• WORK TO COMPLETE: Go through the entries below and write each one out exactly.

• Stored entries:
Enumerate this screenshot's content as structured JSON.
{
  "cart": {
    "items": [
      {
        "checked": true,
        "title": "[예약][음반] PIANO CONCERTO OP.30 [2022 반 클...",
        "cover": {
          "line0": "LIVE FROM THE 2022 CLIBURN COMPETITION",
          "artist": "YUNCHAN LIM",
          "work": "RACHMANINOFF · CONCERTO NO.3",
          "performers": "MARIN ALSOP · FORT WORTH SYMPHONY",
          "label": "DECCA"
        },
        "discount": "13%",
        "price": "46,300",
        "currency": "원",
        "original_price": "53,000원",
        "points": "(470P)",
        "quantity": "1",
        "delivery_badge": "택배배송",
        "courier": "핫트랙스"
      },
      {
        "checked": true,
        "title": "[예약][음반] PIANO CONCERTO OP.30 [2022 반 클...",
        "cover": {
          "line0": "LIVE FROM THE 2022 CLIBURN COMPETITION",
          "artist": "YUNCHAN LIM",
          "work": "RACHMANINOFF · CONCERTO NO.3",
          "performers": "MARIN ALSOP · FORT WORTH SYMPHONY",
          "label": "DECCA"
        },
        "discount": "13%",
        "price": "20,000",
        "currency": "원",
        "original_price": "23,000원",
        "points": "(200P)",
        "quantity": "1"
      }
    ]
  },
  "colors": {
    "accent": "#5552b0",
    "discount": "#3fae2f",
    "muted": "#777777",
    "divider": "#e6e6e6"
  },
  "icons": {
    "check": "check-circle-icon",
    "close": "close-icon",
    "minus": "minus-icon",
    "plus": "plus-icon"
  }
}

• RESPONSE BELOW:
Enumerate this screenshot's content as structured JSON.
{
  "cart": {
    "items": [
      {
        "checked": true,
        "title": "[예약][음반] PIANO CONCERTO OP.30 [2022 반 클...",
        "cover": {
          "line0": "LIVE FROM THE 2022 CLIBURN COMPETITION",
          "artist": "YUNCHAN LIM",
          "work": "RACHMANINOFF · CONCERTO NO.3",
          "performers": "MARIN ALSOP · FORT WORTH SYMPHONY",
          "label": "DECCA"
        },
        "discount": "13%",
        "price": "46,300",
        "currency": "원",
        "original_price": "53,000원",
        "points": "(470P)",
        "quantity": "1",
        "delivery_badge": "택배배송",
        "courier": "핫트랙스"
      },
      {
        "checked": true,
        "title": "[예약][음반] PIANO CONCERTO OP.30 [2022 반 클...",
        "cover": {
          "line0": "LIVE FROM THE 2022 CLIBURN COMPETITION",
          "artist": "YUNCHAN LIM",
          "work": "RACHMANINOFF · CONCERTO NO.3",
          "performers": "MARIN ALSOP · FORT WORTH SYMPHONY",
          "label": "DECCA"
        },
        "discount": "13%",
        "price": "20,000",
        "currency": "원",
        "original_price": "23,000원",
        "points": "(200P)",
        "quantity": "1"
      }
    ]
  },
  "colors": {
    "accent": "#5552b0",
    "discount": "#3fae2f",
    "muted": "#777777",
    "divider": "#e6e6e6"
  },
  "icons": {
    "check": "check-circle-icon",
    "close": "close-icon",
    "minus": "minus-icon",
    "plus": "plus-icon"
  }
}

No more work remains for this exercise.